**Task statement**
Please pull out every line that includes the string "World".
____ Dataset entries
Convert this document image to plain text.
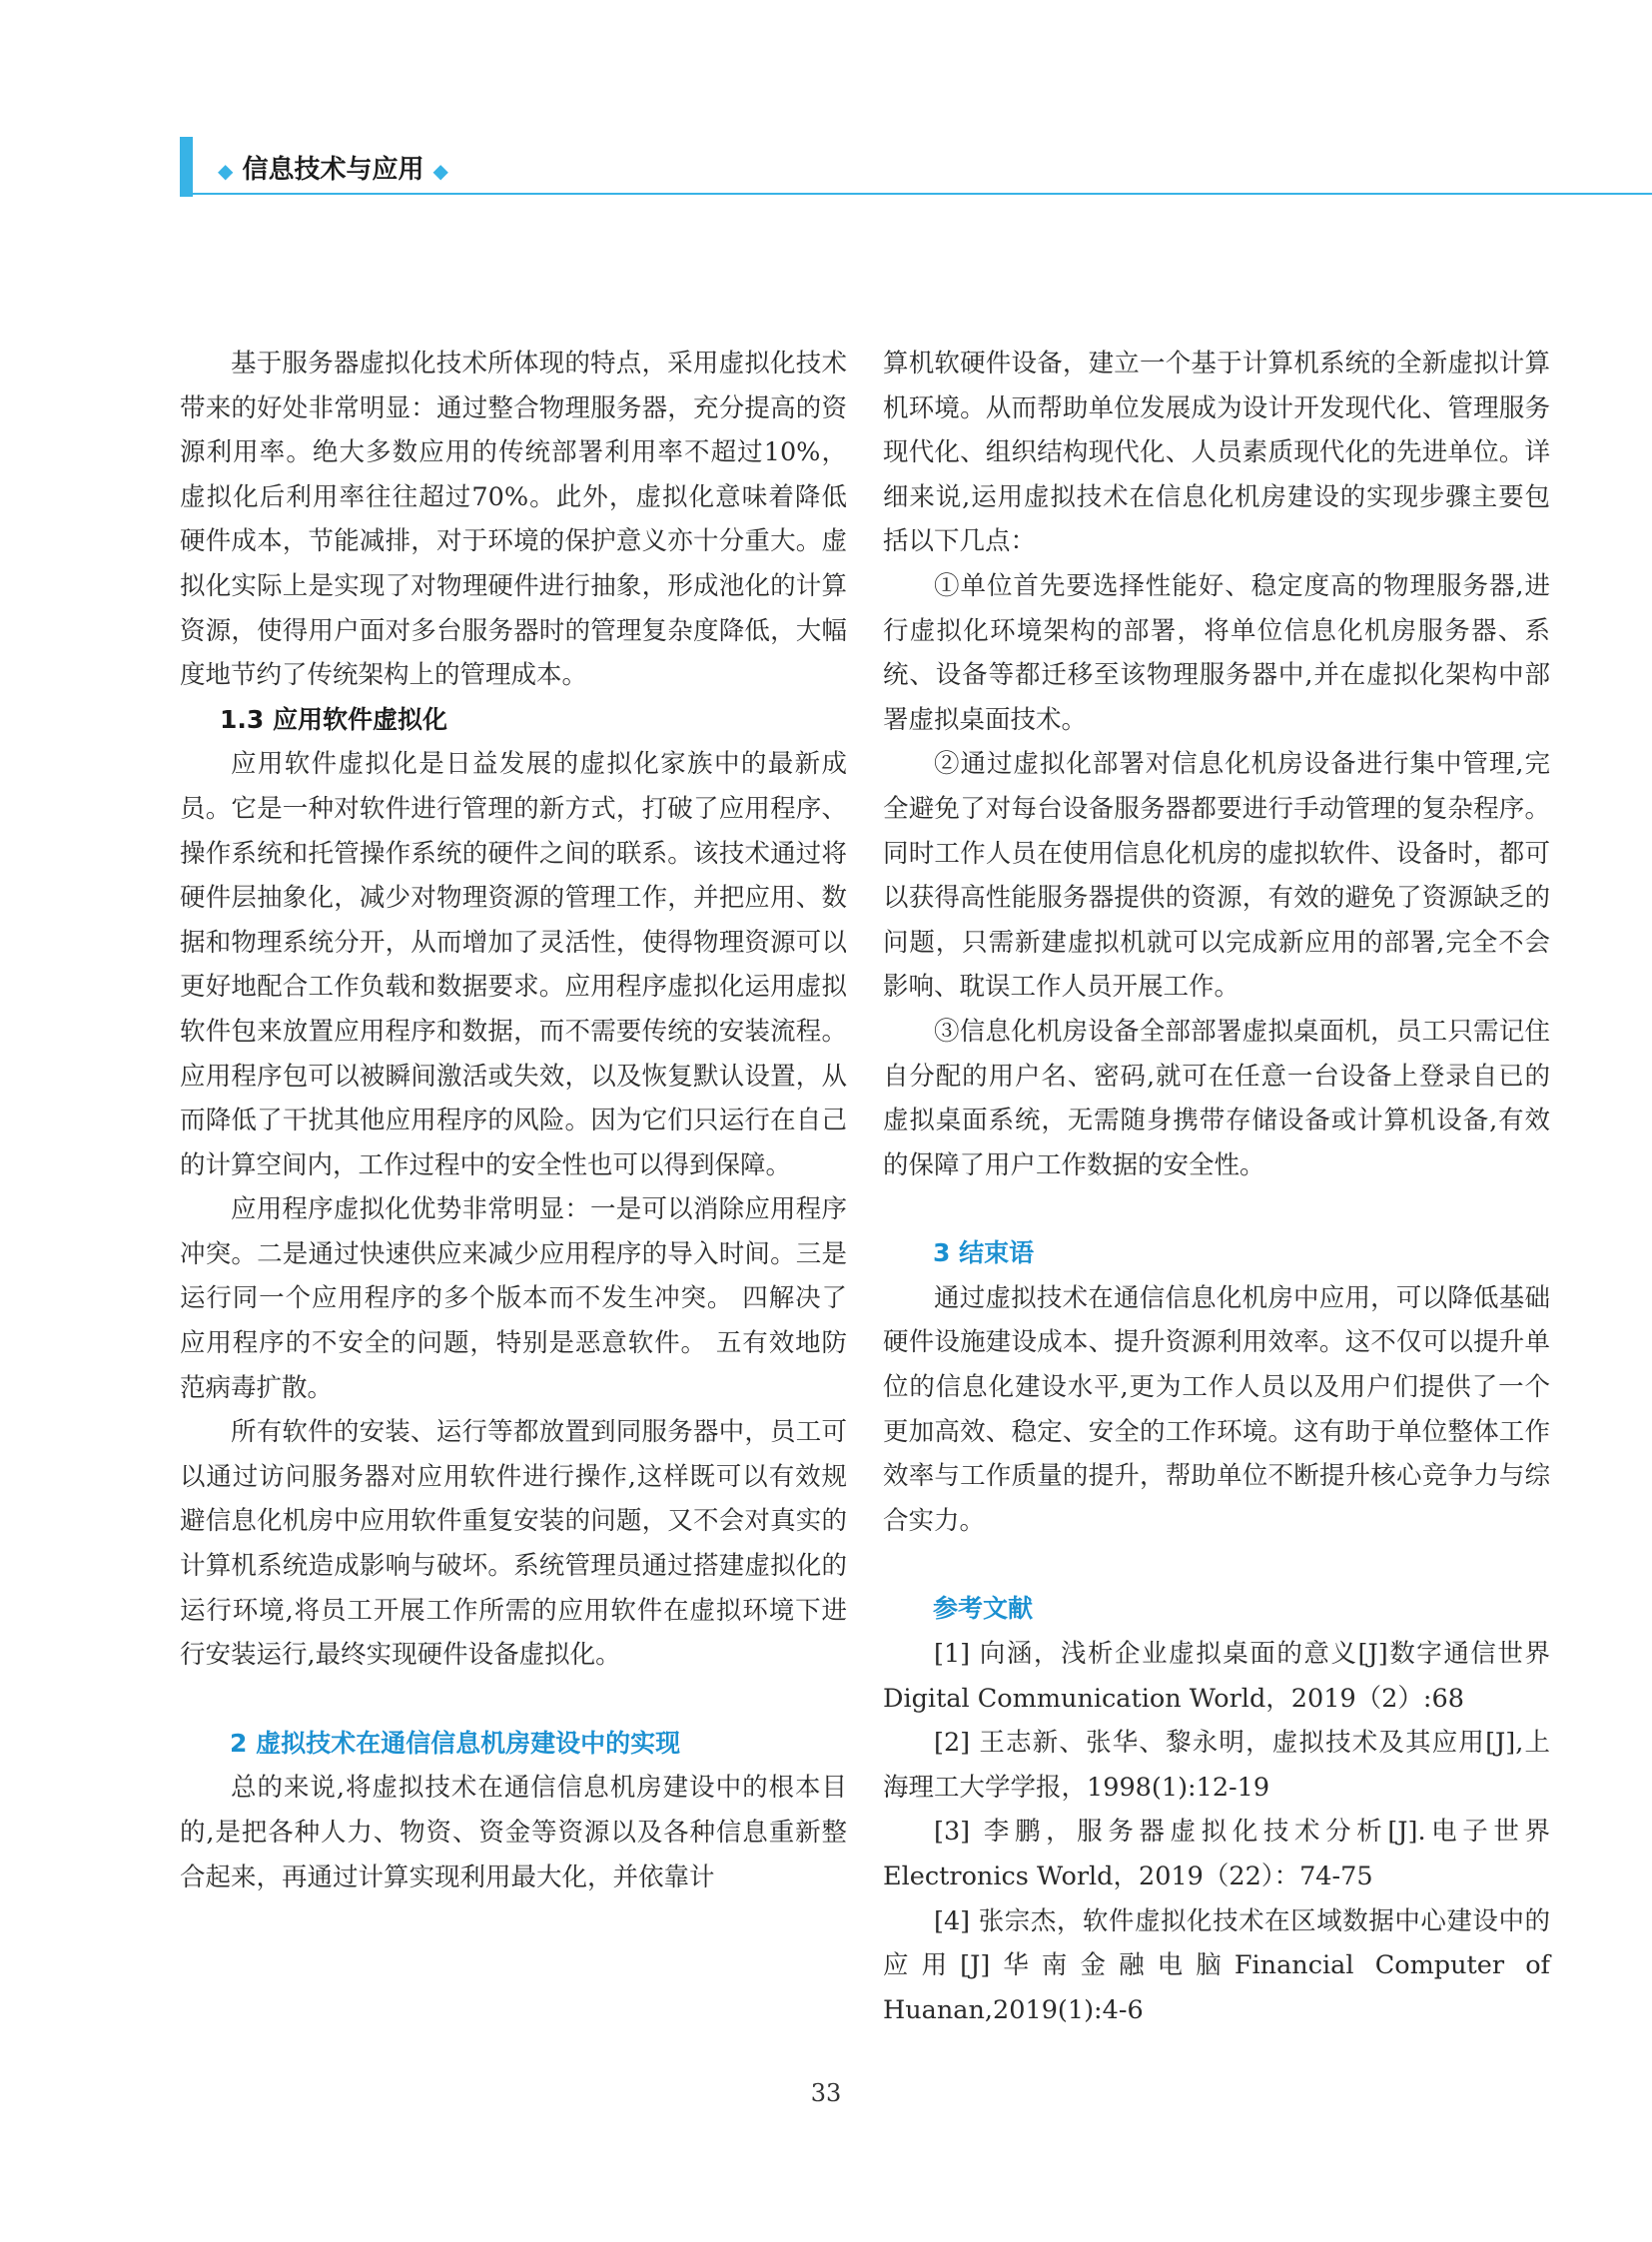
◆ 信息技术与应用 ◆

基于服务器虚拟化技术所体现的特点，采用虚拟化技术带来的好处非常明显：通过整合物理服务器，充分提高的资源利用率。绝大多数应用的传统部署利用率不超过10%，虚拟化后利用率往往超过70%。此外，虚拟化意味着降低硬件成本，节能减排，对于环境的保护意义亦十分重大。虚拟化实际上是实现了对物理硬件进行抽象，形成池化的计算资源，使得用户面对多台服务器时的管理复杂度降低，大幅度地节约了传统架构上的管理成本。

1.3 应用软件虚拟化

应用软件虚拟化是日益发展的虚拟化家族中的最新成员。它是一种对软件进行管理的新方式，打破了应用程序、操作系统和托管操作系统的硬件之间的联系。该技术通过将硬件层抽象化，减少对物理资源的管理工作，并把应用、数据和物理系统分开，从而增加了灵活性，使得物理资源可以更好地配合工作负载和数据要求。应用程序虚拟化运用虚拟软件包来放置应用程序和数据，而不需要传统的安装流程。应用程序包可以被瞬间激活或失效，以及恢复默认设置，从而降低了干扰其他应用程序的风险。因为它们只运行在自己的计算空间内，工作过程中的安全性也可以得到保障。

应用程序虚拟化优势非常明显：一是可以消除应用程序冲突。二是通过快速供应来减少应用程序的导入时间。三是运行同一个应用程序的多个版本而不发生冲突。 四解决了应用程序的不安全的问题，特别是恶意软件。 五有效地防范病毒扩散。

所有软件的安装、运行等都放置到同服务器中，员工可以通过访问服务器对应用软件进行操作,这样既可以有效规避信息化机房中应用软件重复安装的问题，又不会对真实的计算机系统造成影响与破坏。系统管理员通过搭建虚拟化的运行环境,将员工开展工作所需的应用软件在虚拟环境下进行安装运行,最终实现硬件设备虚拟化。

2 虚拟技术在通信信息机房建设中的实现

总的来说,将虚拟技术在通信信息机房建设中的根本目的,是把各种人力、物资、资金等资源以及各种信息重新整合起来，再通过计算实现利用最大化，并依靠计

算机软硬件设备，建立一个基于计算机系统的全新虚拟计算机环境。从而帮助单位发展成为设计开发现代化、管理服务现代化、组织结构现代化、人员素质现代化的先进单位。详细来说,运用虚拟技术在信息化机房建设的实现步骤主要包括以下几点：

①单位首先要选择性能好、稳定度高的物理服务器,进行虚拟化环境架构的部署，将单位信息化机房服务器、系统、设备等都迁移至该物理服务器中,并在虚拟化架构中部署虚拟桌面技术。

②通过虚拟化部署对信息化机房设备进行集中管理,完全避免了对每台设备服务器都要进行手动管理的复杂程序。同时工作人员在使用信息化机房的虚拟软件、设备时，都可以获得高性能服务器提供的资源，有效的避免了资源缺乏的问题，只需新建虚拟机就可以完成新应用的部署,完全不会影响、耽误工作人员开展工作。

③信息化机房设备全部部署虚拟桌面机，员工只需记住自分配的用户名、密码,就可在任意一台设备上登录自已的虚拟桌面系统，无需随身携带存储设备或计算机设备,有效的保障了用户工作数据的安全性。

3 结束语

通过虚拟技术在通信信息化机房中应用，可以降低基础硬件设施建设成本、提升资源利用效率。这不仅可以提升单位的信息化建设水平,更为工作人员以及用户们提供了一个更加高效、稳定、安全的工作环境。这有助于单位整体工作效率与工作质量的提升，帮助单位不断提升核心竞争力与综合实力。

参考文献

[1] 向涵，浅析企业虚拟桌面的意义[J]数字通信世界 Digital Communication World，2019（2）:68

[2] 王志新、张华、黎永明，虚拟技术及其应用[J],上海理工大学学报，1998(1):12-19

[3] 李鹏，服务器虚拟化技术分析[J].电子世界 Electronics World，2019（22）：74-75

[4] 张宗杰，软件虚拟化技术在区域数据中心建设中的应用[J]华南金融电脑Financial Computer of Huanan,2019(1):4-6

33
________
**Correct answer**
[1] 向涵，浅析企业虚拟桌面的意义[J]数字通信世界 Digital Communication World，2019（2）:68
[3] 李鹏，服务器虚拟化技术分析[J].电子世界 Electronics World，2019（22）：74-75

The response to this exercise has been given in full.